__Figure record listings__

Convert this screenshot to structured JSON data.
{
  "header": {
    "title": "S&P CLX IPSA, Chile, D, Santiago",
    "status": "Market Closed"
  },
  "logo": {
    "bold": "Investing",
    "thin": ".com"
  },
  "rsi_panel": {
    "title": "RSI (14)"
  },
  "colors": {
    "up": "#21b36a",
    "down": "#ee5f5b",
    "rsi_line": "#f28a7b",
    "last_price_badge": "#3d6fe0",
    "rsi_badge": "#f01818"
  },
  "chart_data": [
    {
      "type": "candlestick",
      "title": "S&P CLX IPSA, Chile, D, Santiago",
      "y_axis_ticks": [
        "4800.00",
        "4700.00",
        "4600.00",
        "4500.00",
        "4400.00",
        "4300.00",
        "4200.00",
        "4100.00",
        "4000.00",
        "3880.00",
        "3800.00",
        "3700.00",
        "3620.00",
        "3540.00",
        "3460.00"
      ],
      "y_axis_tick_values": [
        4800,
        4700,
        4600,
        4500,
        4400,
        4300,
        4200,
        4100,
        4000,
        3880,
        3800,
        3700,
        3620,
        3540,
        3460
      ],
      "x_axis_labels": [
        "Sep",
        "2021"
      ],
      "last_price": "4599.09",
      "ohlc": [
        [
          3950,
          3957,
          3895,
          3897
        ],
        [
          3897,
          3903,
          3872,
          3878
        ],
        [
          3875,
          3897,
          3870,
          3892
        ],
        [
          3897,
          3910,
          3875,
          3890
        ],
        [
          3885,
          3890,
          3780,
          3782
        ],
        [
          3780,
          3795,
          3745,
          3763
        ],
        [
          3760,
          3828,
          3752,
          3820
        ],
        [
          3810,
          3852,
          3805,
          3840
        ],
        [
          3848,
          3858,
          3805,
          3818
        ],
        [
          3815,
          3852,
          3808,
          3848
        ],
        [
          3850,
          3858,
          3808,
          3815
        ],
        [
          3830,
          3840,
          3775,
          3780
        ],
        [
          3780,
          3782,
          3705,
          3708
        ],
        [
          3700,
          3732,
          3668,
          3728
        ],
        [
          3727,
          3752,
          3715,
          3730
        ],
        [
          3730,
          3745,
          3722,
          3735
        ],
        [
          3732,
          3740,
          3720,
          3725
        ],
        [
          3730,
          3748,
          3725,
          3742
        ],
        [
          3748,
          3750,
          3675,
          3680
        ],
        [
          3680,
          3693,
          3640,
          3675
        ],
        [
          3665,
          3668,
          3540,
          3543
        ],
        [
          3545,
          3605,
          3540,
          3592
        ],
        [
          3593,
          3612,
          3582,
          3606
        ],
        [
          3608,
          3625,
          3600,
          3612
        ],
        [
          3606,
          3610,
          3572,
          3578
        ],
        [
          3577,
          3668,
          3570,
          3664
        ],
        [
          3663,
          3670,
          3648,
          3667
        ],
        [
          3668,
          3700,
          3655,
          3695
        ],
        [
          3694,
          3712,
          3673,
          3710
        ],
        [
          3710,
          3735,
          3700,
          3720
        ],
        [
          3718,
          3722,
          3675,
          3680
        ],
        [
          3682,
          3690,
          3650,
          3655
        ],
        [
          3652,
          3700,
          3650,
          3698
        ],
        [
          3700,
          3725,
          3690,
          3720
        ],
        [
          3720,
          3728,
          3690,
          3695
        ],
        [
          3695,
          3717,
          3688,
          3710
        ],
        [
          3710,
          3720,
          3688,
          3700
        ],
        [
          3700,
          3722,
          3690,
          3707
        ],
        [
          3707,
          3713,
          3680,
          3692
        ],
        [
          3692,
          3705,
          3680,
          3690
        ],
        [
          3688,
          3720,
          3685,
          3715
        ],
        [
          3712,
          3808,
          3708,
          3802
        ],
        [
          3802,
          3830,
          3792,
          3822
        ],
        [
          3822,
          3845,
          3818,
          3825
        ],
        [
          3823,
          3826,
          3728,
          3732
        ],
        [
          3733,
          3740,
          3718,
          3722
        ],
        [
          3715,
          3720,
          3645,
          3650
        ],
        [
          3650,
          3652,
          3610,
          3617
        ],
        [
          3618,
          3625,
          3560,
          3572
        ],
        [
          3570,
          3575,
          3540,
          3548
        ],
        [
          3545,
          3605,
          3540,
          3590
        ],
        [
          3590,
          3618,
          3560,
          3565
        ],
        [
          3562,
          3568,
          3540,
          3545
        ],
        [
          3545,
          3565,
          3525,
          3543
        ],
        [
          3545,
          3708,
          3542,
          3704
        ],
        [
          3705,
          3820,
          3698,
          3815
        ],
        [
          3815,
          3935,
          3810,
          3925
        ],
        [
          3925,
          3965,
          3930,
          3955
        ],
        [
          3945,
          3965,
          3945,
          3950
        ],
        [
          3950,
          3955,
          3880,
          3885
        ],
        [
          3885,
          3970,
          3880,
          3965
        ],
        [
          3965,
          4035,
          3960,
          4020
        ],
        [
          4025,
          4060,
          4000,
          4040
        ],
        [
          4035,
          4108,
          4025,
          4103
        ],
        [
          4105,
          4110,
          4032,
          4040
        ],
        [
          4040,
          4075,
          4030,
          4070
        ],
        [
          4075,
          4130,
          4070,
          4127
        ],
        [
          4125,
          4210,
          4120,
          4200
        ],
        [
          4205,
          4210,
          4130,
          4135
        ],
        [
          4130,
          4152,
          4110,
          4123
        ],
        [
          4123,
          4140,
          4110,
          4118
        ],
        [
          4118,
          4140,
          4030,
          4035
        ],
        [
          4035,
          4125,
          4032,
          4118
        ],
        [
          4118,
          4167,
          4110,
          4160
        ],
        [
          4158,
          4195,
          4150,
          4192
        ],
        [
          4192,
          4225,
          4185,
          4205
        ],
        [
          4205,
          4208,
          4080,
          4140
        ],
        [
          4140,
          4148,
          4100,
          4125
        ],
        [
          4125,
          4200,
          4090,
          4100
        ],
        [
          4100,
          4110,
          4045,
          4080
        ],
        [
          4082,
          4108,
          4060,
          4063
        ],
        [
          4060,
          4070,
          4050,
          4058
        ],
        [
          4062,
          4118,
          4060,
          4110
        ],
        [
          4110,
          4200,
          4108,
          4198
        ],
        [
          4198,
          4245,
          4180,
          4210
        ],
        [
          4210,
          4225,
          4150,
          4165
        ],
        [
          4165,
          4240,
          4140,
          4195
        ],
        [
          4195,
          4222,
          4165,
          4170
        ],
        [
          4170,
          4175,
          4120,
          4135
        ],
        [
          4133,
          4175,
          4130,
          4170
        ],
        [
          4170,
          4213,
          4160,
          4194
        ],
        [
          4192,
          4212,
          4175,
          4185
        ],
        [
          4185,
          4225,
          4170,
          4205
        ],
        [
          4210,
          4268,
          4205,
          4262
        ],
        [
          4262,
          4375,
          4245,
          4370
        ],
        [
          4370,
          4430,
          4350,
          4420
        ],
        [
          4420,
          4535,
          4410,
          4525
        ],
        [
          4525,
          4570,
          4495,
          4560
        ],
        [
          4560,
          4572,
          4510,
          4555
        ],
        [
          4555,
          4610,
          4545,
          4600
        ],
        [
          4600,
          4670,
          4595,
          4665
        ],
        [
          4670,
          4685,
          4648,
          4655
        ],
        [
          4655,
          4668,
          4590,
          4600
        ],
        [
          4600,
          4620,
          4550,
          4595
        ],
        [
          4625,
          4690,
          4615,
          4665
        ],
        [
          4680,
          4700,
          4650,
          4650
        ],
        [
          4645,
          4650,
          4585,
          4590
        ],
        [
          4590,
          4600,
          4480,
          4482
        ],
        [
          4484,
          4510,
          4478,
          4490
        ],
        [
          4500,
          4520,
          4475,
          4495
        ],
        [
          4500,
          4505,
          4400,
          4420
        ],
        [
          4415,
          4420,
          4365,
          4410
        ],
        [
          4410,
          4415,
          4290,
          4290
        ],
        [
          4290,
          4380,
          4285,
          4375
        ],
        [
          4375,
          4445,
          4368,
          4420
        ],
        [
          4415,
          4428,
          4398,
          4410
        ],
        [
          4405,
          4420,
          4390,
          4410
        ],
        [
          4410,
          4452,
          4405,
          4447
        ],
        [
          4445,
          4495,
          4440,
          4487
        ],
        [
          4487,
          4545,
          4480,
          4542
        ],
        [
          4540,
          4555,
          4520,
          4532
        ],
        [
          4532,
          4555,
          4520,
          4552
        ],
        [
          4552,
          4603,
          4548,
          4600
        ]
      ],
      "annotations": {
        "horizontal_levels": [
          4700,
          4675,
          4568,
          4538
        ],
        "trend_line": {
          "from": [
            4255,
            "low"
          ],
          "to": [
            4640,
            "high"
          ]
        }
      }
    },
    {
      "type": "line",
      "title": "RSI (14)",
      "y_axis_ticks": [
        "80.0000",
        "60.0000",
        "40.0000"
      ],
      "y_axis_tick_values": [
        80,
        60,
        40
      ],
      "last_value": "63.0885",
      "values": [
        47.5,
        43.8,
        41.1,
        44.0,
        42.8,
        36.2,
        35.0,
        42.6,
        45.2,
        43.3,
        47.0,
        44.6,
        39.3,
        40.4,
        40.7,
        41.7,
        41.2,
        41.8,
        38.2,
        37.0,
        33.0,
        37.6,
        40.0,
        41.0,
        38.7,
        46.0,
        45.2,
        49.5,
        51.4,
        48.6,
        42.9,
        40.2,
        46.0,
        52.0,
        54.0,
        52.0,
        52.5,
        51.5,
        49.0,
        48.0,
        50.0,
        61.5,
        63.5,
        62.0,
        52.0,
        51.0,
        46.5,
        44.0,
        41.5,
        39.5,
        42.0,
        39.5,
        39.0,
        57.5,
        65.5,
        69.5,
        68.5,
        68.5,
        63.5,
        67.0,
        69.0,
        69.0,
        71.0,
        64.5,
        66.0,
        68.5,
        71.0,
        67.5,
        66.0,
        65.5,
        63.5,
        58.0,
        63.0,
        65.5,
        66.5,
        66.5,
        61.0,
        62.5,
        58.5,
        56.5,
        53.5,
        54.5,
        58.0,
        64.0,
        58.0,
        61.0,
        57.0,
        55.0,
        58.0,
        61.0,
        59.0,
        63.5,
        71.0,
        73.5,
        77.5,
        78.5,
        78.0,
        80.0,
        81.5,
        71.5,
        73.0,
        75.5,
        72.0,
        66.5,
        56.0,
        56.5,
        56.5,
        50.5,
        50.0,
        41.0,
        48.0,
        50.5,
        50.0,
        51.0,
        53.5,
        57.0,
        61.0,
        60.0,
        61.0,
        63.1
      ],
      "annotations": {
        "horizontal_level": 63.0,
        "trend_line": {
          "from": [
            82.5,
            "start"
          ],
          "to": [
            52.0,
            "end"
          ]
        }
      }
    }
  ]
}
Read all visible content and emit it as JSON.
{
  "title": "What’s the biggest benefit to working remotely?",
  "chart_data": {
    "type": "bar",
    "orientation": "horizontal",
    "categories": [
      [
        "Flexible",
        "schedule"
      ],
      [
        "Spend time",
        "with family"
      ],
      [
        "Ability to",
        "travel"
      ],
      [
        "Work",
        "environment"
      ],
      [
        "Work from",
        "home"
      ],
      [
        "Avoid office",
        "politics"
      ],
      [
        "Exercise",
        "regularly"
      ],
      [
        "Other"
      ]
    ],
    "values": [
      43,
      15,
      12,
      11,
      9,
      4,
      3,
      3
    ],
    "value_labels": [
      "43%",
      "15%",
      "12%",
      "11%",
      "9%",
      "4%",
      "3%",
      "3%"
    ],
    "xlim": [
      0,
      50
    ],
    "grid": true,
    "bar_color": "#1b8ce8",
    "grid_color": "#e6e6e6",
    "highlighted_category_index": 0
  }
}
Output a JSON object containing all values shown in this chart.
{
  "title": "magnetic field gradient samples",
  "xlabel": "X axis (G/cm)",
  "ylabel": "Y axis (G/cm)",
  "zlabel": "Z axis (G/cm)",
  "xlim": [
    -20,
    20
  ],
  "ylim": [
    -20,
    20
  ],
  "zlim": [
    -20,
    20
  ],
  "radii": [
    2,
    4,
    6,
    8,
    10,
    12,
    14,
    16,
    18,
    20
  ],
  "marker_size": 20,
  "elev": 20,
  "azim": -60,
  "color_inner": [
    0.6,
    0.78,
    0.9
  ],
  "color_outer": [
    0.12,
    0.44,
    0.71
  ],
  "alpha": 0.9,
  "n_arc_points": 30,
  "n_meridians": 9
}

__Given exercise__
From the data, list each line in which the string "type" appears.

__Exercise solution__
      "type": "candlestick",
      "type": "line",
    "type": "bar",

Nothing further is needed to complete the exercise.